▼
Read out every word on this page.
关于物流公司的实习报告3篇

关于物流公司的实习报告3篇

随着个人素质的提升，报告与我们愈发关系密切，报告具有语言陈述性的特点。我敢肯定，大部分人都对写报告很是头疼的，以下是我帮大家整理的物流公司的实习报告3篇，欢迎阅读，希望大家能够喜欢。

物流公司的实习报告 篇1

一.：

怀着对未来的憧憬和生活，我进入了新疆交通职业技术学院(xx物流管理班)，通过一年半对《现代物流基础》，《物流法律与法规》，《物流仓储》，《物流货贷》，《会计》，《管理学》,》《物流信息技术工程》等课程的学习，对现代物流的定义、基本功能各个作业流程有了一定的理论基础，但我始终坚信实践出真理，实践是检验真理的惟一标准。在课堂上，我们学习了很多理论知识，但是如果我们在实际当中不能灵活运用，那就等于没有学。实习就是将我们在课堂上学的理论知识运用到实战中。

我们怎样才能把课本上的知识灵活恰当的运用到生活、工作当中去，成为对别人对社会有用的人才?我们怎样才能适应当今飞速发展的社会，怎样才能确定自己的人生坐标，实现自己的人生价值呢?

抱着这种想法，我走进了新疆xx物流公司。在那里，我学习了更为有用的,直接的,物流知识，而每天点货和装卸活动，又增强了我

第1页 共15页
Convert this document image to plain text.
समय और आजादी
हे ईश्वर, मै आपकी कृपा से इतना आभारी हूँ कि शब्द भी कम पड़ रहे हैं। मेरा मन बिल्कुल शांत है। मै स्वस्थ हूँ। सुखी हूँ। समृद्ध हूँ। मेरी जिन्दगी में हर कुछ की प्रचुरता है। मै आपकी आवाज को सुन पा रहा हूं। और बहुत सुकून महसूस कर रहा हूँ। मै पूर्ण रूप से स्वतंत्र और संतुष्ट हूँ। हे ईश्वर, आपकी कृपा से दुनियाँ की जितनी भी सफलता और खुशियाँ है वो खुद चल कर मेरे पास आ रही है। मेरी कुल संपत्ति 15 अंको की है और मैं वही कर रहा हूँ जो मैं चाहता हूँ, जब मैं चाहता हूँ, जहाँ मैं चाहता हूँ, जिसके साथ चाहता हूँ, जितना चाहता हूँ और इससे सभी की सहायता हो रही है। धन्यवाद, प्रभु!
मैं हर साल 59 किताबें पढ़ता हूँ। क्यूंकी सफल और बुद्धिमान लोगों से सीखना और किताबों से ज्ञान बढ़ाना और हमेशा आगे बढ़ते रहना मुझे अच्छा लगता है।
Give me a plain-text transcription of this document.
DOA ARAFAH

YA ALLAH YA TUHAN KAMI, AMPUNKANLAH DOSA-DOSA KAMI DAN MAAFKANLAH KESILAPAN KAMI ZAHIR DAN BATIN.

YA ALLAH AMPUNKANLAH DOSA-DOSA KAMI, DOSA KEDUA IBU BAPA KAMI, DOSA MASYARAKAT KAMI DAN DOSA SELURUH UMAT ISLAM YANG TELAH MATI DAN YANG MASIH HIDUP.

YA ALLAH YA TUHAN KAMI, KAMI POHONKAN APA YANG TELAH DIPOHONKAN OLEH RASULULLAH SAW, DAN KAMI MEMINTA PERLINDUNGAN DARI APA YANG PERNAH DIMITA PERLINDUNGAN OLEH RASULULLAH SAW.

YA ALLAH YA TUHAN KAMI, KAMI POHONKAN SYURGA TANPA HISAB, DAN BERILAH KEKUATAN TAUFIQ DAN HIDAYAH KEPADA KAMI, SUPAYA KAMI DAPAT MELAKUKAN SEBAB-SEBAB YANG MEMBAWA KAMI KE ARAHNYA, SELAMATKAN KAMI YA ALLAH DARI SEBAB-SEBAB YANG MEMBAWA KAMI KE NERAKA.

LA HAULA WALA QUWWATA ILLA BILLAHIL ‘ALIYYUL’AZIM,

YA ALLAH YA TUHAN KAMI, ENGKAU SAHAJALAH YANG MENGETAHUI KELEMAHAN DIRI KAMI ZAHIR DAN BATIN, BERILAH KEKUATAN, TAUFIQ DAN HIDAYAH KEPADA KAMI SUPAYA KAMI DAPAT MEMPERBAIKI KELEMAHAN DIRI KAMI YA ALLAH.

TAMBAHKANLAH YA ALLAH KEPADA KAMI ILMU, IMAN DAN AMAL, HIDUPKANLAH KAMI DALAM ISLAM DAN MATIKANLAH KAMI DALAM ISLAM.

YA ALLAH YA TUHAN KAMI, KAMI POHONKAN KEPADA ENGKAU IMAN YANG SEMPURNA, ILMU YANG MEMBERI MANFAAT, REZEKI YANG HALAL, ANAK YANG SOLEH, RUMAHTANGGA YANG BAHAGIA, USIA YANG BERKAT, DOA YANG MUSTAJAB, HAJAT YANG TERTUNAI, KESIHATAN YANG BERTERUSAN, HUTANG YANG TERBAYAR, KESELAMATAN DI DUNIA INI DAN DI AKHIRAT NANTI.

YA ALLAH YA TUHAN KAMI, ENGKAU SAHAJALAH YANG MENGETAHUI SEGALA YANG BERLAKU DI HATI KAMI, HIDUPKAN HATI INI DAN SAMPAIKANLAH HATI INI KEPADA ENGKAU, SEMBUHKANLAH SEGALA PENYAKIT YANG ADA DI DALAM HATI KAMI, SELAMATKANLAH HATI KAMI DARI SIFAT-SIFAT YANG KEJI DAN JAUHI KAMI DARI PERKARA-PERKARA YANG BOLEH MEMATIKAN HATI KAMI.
▲
**TASK DETAILS:** Each line of the material should be duplicated exactly, please.

**SOLUTION:**
Read out every word on this page.
关于物流公司的实习报告3篇

关于物流公司的实习报告3篇

随着个人素质的提升，报告与我们愈发关系密切，报告具有语言陈述性的特点。我敢肯定，大部分人都对写报告很是头疼的，以下是我帮大家整理的物流公司的实习报告3篇，欢迎阅读，希望大家能够喜欢。

物流公司的实习报告 篇1

一.：

怀着对未来的憧憬和生活，我进入了新疆交通职业技术学院(xx物流管理班)，通过一年半对《现代物流基础》，《物流法律与法规》，《物流仓储》，《物流货贷》，《会计》，《管理学》,》《物流信息技术工程》等课程的学习，对现代物流的定义、基本功能各个作业流程有了一定的理论基础，但我始终坚信实践出真理，实践是检验真理的惟一标准。在课堂上，我们学习了很多理论知识，但是如果我们在实际当中不能灵活运用，那就等于没有学。实习就是将我们在课堂上学的理论知识运用到实战中。

我们怎样才能把课本上的知识灵活恰当的运用到生活、工作当中去，成为对别人对社会有用的人才?我们怎样才能适应当今飞速发展的社会，怎样才能确定自己的人生坐标，实现自己的人生价值呢?

抱着这种想法，我走进了新疆xx物流公司。在那里，我学习了更为有用的,直接的,物流知识，而每天点货和装卸活动，又增强了我

第1页 共15页
Convert this document image to plain text.
समय और आजादी
हे ईश्वर, मै आपकी कृपा से इतना आभारी हूँ कि शब्द भी कम पड़ रहे हैं। मेरा मन बिल्कुल शांत है। मै स्वस्थ हूँ। सुखी हूँ। समृद्ध हूँ। मेरी जिन्दगी में हर कुछ की प्रचुरता है। मै आपकी आवाज को सुन पा रहा हूं। और बहुत सुकून महसूस कर रहा हूँ। मै पूर्ण रूप से स्वतंत्र और संतुष्ट हूँ। हे ईश्वर, आपकी कृपा से दुनियाँ की जितनी भी सफलता और खुशियाँ है वो खुद चल कर मेरे पास आ रही है। मेरी कुल संपत्ति 15 अंको की है और मैं वही कर रहा हूँ जो मैं चाहता हूँ, जब मैं चाहता हूँ, जहाँ मैं चाहता हूँ, जिसके साथ चाहता हूँ, जितना चाहता हूँ और इससे सभी की सहायता हो रही है। धन्यवाद, प्रभु!
मैं हर साल 59 किताबें पढ़ता हूँ। क्यूंकी सफल और बुद्धिमान लोगों से सीखना और किताबों से ज्ञान बढ़ाना और हमेशा आगे बढ़ते रहना मुझे अच्छा लगता है।
Give me a plain-text transcription of this document.
DOA ARAFAH

YA ALLAH YA TUHAN KAMI, AMPUNKANLAH DOSA-DOSA KAMI DAN MAAFKANLAH KESILAPAN KAMI ZAHIR DAN BATIN.

YA ALLAH AMPUNKANLAH DOSA-DOSA KAMI, DOSA KEDUA IBU BAPA KAMI, DOSA MASYARAKAT KAMI DAN DOSA SELURUH UMAT ISLAM YANG TELAH MATI DAN YANG MASIH HIDUP.

YA ALLAH YA TUHAN KAMI, KAMI POHONKAN APA YANG TELAH DIPOHONKAN OLEH RASULULLAH SAW, DAN KAMI MEMINTA PERLINDUNGAN DARI APA YANG PERNAH DIMITA PERLINDUNGAN OLEH RASULULLAH SAW.

YA ALLAH YA TUHAN KAMI, KAMI POHONKAN SYURGA TANPA HISAB, DAN BERILAH KEKUATAN TAUFIQ DAN HIDAYAH KEPADA KAMI, SUPAYA KAMI DAPAT MELAKUKAN SEBAB-SEBAB YANG MEMBAWA KAMI KE ARAHNYA, SELAMATKAN KAMI YA ALLAH DARI SEBAB-SEBAB YANG MEMBAWA KAMI KE NERAKA.

LA HAULA WALA QUWWATA ILLA BILLAHIL ‘ALIYYUL’AZIM,

YA ALLAH YA TUHAN KAMI, ENGKAU SAHAJALAH YANG MENGETAHUI KELEMAHAN DIRI KAMI ZAHIR DAN BATIN, BERILAH KEKUATAN, TAUFIQ DAN HIDAYAH KEPADA KAMI SUPAYA KAMI DAPAT MEMPERBAIKI KELEMAHAN DIRI KAMI YA ALLAH.

TAMBAHKANLAH YA ALLAH KEPADA KAMI ILMU, IMAN DAN AMAL, HIDUPKANLAH KAMI DALAM ISLAM DAN MATIKANLAH KAMI DALAM ISLAM.

YA ALLAH YA TUHAN KAMI, KAMI POHONKAN KEPADA ENGKAU IMAN YANG SEMPURNA, ILMU YANG MEMBERI MANFAAT, REZEKI YANG HALAL, ANAK YANG SOLEH, RUMAHTANGGA YANG BAHAGIA, USIA YANG BERKAT, DOA YANG MUSTAJAB, HAJAT YANG TERTUNAI, KESIHATAN YANG BERTERUSAN, HUTANG YANG TERBAYAR, KESELAMATAN DI DUNIA INI DAN DI AKHIRAT NANTI.

YA ALLAH YA TUHAN KAMI, ENGKAU SAHAJALAH YANG MENGETAHUI SEGALA YANG BERLAKU DI HATI KAMI, HIDUPKAN HATI INI DAN SAMPAIKANLAH HATI INI KEPADA ENGKAU, SEMBUHKANLAH SEGALA PENYAKIT YANG ADA DI DALAM HATI KAMI, SELAMATKANLAH HATI KAMI DARI SIFAT-SIFAT YANG KEJI DAN JAUHI KAMI DARI PERKARA-PERKARA YANG BOLEH MEMATIKAN HATI KAMI.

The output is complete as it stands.